REQUIREMENTS — Gather, from the listing beneath this task, every line holding the string "board".

Lines of data
------------------------------------------------------------

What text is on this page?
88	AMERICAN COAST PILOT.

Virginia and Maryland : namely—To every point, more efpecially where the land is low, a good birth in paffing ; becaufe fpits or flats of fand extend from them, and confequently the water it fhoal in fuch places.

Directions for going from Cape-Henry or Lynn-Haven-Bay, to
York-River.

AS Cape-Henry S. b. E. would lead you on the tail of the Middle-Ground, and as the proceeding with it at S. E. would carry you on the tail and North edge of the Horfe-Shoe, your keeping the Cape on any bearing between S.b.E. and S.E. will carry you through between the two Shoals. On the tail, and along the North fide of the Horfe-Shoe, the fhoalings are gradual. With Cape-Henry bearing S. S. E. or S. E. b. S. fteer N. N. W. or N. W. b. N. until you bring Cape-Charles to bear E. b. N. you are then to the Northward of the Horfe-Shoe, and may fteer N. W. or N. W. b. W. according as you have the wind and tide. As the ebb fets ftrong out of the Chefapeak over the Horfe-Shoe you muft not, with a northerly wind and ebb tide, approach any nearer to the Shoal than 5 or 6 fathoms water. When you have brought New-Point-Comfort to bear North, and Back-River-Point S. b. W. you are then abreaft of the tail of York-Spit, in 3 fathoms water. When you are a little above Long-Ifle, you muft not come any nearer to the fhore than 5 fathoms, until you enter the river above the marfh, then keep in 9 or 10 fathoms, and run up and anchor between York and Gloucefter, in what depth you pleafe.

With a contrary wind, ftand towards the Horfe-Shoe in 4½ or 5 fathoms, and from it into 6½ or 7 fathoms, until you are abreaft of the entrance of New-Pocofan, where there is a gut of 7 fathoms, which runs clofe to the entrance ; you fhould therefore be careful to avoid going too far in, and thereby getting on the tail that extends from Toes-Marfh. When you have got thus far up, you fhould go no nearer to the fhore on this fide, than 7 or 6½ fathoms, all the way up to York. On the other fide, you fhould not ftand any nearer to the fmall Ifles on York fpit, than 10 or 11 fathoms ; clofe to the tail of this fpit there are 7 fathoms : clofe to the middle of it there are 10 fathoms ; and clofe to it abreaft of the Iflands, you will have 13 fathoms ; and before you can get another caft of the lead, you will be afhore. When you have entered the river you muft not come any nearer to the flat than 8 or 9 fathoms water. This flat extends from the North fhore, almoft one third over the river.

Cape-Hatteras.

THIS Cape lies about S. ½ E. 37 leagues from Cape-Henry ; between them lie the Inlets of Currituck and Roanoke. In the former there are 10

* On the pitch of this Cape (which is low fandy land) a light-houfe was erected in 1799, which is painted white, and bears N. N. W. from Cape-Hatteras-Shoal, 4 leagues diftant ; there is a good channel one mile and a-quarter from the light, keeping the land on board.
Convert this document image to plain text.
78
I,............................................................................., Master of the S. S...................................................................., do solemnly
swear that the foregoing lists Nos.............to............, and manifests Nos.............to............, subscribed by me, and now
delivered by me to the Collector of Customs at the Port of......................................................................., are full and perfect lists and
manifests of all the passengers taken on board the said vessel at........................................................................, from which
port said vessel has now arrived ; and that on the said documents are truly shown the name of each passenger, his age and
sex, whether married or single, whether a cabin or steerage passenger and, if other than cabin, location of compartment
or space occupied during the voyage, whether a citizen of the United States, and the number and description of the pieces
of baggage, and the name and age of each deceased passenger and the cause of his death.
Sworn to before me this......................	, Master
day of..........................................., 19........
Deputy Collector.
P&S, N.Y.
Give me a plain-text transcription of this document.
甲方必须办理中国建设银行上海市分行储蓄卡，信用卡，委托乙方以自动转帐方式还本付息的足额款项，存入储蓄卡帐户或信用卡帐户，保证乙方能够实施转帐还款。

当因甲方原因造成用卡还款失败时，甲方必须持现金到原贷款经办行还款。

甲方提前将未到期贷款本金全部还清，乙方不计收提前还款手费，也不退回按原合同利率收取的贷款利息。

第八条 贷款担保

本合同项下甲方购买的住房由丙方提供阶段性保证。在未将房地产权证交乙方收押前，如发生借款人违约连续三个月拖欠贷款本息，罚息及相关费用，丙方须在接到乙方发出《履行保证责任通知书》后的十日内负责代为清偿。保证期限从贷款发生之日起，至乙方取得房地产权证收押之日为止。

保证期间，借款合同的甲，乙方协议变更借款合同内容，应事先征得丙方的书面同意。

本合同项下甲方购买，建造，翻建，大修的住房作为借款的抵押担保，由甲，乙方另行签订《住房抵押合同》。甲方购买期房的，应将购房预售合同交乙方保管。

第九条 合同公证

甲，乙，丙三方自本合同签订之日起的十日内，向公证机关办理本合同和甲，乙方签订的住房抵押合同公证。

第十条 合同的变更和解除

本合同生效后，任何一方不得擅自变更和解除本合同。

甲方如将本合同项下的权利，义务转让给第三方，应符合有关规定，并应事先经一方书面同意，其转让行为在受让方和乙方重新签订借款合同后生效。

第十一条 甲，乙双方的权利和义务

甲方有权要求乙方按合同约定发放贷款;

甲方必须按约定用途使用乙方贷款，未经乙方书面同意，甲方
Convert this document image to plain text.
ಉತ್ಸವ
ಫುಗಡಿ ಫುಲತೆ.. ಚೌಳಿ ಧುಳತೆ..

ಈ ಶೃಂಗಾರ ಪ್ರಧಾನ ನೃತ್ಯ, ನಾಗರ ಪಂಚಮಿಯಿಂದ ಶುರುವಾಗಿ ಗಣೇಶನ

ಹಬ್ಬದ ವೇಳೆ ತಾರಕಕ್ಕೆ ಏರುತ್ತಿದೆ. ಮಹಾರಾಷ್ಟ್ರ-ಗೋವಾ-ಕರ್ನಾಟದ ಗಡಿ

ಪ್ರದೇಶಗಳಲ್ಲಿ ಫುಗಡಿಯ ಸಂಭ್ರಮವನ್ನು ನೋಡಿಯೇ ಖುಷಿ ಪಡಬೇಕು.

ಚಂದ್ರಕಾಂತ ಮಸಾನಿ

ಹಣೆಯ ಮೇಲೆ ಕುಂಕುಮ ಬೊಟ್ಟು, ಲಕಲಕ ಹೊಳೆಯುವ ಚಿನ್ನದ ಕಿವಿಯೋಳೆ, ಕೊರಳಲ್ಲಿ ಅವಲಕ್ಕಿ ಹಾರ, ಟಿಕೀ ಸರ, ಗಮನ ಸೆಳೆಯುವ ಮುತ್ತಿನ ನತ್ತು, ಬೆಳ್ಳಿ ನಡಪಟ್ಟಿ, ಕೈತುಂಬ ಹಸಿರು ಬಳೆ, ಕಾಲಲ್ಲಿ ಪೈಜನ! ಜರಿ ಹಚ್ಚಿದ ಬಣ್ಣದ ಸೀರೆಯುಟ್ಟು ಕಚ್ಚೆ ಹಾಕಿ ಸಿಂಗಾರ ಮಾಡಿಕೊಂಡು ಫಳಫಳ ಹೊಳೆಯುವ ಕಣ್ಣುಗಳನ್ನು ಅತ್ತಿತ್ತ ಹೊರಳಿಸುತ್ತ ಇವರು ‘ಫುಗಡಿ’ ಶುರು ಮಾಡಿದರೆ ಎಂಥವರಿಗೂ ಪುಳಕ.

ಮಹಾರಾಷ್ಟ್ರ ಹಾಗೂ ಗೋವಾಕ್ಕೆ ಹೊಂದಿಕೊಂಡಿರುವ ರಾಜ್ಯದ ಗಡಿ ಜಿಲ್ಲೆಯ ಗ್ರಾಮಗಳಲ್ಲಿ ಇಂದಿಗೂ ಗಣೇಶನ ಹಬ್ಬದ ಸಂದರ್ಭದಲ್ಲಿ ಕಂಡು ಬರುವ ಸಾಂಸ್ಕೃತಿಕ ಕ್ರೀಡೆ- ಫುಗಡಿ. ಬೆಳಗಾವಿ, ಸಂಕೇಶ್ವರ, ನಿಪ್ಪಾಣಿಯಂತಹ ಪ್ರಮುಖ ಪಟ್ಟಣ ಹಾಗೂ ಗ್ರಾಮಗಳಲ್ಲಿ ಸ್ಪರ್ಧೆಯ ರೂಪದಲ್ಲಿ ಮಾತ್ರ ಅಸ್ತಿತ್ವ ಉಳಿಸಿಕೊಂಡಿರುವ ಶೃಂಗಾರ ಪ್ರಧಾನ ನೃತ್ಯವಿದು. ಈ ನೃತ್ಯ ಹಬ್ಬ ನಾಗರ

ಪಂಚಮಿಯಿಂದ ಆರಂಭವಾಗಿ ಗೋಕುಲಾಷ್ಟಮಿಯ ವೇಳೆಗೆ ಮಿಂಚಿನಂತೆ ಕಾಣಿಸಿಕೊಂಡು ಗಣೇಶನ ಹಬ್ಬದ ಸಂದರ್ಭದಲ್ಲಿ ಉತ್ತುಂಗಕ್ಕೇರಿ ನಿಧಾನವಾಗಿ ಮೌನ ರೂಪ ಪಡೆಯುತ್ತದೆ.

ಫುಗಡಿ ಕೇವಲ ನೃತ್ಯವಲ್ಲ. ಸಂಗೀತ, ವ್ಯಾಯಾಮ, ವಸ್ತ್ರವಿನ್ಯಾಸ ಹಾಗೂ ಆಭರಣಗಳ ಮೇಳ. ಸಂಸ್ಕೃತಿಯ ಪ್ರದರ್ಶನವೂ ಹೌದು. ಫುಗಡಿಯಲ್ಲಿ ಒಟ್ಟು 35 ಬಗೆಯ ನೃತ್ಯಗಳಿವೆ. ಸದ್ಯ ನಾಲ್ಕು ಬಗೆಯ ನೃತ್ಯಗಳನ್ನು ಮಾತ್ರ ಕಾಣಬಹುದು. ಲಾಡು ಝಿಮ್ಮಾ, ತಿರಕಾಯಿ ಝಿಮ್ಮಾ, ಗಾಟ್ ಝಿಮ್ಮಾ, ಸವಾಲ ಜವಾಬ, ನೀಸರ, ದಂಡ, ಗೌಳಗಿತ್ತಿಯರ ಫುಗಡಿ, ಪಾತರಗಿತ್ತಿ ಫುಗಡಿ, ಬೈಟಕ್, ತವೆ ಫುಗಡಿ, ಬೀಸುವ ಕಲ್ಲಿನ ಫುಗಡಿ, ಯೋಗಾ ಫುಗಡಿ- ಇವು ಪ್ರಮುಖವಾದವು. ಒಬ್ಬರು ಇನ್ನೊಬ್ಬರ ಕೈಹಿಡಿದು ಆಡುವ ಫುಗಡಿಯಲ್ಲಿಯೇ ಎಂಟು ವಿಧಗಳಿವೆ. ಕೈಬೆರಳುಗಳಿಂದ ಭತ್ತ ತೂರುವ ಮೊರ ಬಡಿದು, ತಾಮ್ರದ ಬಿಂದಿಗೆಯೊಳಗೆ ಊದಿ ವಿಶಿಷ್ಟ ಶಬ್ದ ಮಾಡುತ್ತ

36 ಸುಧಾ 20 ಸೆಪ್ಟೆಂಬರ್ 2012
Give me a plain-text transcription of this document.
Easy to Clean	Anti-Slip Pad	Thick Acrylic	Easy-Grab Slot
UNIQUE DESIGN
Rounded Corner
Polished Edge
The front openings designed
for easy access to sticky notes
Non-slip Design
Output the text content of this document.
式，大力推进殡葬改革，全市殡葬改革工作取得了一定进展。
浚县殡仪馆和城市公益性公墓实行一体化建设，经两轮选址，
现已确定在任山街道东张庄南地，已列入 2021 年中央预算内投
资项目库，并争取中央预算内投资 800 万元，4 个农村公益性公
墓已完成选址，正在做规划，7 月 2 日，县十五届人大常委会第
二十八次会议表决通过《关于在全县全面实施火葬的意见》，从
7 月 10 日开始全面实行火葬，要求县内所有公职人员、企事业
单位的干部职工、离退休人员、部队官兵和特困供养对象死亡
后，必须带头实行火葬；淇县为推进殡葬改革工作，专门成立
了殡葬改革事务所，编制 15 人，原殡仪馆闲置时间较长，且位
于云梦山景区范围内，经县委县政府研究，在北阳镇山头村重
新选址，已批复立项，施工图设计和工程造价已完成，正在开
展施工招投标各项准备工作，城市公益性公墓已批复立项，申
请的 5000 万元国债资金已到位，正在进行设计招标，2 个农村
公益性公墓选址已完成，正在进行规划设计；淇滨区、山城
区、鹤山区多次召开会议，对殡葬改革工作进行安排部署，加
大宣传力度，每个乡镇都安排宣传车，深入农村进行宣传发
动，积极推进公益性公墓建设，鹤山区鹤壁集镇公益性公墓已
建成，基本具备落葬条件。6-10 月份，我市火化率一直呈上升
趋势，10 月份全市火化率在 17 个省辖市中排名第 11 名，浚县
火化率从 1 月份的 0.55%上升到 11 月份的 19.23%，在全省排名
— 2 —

------------------------------------------------------------

ANSWER TO THE PROBLEM —
* On the pitch of this Cape (which is low fandy land) a light-houfe was erected in 1799, which is painted white, and bears N. N. W. from Cape-Hatteras-Shoal, 4 leagues diftant ; there is a good channel one mile and a-quarter from the light, keeping the land on board.
manifests of all the passengers taken on board the said vessel at........................................................................, from which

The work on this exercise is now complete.